### What the task asks
Scan the lines and state how many carry "平均身高". Leave out everything but the number.

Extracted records
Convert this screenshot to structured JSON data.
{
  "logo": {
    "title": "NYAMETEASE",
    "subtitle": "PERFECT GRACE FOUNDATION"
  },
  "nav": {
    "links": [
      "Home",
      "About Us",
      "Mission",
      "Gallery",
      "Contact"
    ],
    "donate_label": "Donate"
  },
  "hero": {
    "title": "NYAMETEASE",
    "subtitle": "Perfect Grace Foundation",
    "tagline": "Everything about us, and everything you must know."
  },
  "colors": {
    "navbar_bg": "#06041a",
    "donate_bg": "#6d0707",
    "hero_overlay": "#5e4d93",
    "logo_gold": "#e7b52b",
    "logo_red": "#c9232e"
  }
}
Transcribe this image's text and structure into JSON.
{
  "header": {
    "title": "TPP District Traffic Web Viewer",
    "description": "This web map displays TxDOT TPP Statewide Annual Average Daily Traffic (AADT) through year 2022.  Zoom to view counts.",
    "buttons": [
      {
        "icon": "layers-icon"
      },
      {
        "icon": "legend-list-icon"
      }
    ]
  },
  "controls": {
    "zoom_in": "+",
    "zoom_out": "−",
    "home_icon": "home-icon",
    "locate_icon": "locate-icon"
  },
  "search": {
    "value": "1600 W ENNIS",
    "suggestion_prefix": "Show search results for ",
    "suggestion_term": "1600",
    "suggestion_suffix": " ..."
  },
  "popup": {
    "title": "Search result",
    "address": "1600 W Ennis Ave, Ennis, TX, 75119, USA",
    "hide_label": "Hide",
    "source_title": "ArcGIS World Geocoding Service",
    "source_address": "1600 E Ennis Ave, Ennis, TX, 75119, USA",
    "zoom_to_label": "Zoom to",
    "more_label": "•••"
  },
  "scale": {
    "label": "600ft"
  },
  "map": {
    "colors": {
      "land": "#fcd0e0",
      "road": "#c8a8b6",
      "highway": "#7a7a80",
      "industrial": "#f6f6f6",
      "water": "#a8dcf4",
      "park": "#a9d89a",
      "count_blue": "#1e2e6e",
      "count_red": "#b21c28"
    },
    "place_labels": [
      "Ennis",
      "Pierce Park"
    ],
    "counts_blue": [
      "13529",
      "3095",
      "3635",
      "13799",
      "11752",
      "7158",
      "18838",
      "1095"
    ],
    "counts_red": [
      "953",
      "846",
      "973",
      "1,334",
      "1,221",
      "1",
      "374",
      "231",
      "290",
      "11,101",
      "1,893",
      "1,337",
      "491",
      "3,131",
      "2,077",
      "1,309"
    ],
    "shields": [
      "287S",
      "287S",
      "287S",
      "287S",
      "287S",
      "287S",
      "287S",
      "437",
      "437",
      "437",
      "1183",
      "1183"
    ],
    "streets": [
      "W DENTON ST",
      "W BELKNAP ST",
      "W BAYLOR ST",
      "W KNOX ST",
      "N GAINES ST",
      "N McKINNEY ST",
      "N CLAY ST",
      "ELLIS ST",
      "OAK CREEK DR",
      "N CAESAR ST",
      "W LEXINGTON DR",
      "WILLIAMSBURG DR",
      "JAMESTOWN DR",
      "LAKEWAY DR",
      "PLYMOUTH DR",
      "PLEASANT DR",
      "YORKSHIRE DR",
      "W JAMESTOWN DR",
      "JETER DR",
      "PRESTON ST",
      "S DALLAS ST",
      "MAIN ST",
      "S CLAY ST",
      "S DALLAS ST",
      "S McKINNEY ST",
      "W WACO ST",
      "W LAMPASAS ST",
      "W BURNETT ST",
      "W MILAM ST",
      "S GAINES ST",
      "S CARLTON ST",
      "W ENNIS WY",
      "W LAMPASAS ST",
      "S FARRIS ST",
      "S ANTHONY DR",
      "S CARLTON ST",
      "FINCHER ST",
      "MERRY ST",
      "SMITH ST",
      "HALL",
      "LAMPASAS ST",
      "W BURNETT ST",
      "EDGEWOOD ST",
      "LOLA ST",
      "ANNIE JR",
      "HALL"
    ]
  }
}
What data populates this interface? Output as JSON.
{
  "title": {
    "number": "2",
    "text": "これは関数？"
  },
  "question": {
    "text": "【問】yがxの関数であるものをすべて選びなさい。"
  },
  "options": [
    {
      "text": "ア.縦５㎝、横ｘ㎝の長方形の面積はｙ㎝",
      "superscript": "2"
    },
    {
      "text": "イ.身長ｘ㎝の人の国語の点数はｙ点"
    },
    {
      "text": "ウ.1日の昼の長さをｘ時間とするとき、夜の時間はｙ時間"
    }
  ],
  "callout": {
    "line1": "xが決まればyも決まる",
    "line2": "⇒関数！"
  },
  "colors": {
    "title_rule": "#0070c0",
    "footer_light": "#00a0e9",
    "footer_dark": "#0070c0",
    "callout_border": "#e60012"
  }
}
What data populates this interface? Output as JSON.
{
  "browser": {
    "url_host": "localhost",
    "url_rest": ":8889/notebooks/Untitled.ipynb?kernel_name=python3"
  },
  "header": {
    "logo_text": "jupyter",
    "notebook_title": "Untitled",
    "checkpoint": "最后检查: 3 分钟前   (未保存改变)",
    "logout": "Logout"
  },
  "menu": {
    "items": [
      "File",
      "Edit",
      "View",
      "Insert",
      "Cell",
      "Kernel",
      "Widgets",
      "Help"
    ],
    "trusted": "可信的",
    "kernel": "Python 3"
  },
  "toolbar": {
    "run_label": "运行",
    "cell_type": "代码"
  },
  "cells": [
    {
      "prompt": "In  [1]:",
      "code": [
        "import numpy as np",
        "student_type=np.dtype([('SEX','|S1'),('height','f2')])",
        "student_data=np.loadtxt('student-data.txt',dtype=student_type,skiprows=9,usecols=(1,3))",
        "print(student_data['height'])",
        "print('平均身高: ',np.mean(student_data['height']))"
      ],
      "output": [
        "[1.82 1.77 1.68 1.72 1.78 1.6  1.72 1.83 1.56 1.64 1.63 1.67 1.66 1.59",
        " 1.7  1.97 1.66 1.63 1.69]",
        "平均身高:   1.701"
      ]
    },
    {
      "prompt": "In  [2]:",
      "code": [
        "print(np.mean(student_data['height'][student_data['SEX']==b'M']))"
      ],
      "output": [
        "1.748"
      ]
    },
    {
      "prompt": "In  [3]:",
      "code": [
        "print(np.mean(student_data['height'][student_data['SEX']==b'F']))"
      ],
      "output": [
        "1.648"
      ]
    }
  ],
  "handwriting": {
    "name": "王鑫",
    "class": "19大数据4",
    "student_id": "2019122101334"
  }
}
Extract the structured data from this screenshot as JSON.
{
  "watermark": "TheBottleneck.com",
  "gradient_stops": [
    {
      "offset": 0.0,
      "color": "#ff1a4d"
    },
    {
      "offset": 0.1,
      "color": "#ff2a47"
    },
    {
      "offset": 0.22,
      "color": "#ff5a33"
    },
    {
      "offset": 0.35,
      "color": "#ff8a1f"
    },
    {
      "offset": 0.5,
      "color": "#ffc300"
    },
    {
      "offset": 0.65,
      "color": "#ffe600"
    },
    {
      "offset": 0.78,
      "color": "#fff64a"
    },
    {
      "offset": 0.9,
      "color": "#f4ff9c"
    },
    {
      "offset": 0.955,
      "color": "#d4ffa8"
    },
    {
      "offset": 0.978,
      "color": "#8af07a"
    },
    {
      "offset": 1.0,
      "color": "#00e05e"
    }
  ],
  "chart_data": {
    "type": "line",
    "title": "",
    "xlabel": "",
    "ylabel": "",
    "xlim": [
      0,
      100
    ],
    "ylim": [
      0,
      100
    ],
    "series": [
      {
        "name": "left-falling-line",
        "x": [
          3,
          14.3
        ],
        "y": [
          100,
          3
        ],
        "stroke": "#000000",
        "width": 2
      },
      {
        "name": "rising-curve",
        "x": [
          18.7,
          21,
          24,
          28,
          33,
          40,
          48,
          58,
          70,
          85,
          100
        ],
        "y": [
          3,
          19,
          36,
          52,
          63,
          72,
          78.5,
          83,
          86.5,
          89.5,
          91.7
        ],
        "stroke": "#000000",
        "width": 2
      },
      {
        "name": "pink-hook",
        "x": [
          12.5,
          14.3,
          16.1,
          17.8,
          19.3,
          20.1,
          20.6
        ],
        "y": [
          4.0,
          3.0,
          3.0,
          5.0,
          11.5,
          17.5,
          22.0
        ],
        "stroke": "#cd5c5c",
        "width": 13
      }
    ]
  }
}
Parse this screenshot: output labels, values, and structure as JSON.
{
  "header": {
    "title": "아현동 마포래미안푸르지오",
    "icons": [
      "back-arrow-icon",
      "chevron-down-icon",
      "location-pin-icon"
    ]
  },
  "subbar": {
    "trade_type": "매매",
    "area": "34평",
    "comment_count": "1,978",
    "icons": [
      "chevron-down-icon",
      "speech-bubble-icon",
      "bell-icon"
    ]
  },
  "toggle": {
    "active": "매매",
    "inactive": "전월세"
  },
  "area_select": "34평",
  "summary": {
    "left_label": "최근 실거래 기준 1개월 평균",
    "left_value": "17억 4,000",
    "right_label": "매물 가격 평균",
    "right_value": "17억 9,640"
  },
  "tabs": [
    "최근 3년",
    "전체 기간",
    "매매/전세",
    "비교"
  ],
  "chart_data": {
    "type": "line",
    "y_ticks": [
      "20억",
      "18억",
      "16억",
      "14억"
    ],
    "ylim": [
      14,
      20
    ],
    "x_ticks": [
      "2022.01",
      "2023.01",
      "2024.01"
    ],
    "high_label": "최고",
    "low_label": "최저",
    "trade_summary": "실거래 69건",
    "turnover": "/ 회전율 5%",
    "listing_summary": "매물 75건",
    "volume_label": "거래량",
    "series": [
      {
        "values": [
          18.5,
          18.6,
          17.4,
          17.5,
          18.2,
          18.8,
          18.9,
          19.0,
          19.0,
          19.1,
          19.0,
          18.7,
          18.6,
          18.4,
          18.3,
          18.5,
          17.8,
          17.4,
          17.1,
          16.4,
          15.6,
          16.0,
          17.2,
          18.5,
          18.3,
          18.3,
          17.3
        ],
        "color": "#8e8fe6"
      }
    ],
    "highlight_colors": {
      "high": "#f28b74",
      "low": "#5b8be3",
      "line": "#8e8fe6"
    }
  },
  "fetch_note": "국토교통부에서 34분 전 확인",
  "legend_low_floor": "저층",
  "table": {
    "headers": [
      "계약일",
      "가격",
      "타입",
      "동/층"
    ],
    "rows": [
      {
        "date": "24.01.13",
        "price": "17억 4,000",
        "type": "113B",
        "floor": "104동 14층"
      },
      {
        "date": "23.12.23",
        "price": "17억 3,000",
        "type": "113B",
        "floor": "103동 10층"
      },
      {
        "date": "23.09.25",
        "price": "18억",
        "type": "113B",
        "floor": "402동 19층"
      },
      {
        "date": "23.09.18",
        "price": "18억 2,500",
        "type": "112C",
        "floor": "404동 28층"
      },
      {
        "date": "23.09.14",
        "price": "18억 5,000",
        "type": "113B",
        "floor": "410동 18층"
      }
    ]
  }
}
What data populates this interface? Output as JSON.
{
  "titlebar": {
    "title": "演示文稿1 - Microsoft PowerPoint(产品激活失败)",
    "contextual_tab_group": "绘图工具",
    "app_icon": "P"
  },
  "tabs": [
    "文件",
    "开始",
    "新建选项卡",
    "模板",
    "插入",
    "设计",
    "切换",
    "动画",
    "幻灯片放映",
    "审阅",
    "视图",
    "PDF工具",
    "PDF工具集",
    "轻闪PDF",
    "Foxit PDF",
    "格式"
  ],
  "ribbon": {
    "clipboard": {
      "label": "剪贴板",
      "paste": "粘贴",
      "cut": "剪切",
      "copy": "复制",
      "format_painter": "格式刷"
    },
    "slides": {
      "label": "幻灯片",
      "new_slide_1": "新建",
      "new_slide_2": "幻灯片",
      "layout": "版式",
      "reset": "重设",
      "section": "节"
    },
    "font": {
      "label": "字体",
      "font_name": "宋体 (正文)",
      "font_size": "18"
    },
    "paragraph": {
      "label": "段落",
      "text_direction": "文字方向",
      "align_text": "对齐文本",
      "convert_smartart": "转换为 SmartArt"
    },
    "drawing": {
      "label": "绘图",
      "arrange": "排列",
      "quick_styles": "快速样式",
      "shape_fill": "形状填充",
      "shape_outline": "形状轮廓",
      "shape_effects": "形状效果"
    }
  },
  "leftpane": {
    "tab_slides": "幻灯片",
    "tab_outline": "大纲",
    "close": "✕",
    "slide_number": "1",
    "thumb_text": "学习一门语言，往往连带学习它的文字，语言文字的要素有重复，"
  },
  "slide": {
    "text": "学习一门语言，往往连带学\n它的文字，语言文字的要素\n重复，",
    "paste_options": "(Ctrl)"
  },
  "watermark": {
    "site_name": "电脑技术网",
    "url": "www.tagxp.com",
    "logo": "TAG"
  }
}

### Response to the task
2